[Raw records]
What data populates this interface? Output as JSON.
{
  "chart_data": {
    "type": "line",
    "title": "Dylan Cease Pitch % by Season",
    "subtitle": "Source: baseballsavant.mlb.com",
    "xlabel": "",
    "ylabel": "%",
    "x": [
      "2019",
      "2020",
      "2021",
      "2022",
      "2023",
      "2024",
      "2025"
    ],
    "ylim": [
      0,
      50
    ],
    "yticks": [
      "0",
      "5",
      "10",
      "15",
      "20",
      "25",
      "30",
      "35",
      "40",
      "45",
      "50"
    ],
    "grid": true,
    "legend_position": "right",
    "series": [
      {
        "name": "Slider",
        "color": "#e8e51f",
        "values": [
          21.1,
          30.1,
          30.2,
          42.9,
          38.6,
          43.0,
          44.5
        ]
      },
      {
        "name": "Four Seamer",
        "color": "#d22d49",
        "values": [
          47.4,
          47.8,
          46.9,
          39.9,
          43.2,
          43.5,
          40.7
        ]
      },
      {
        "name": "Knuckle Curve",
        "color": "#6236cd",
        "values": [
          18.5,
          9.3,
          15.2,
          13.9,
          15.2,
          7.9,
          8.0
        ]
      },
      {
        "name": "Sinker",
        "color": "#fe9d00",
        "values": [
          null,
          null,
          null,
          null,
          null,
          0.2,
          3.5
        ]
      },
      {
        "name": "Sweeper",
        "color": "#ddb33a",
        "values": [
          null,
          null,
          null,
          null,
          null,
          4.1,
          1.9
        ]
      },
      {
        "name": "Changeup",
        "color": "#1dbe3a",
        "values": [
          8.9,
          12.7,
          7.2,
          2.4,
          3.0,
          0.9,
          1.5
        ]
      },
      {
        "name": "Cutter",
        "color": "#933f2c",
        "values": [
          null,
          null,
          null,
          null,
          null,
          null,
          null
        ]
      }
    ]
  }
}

WORK TO DO -
Identify the lines that hold the word "color". Copy every one of them.

TASK SOLUTION -
        "color": "#e8e51f",
        "color": "#d22d49",
        "color": "#6236cd",
        "color": "#fe9d00",
        "color": "#ddb33a",
        "color": "#1dbe3a",
        "color": "#933f2c",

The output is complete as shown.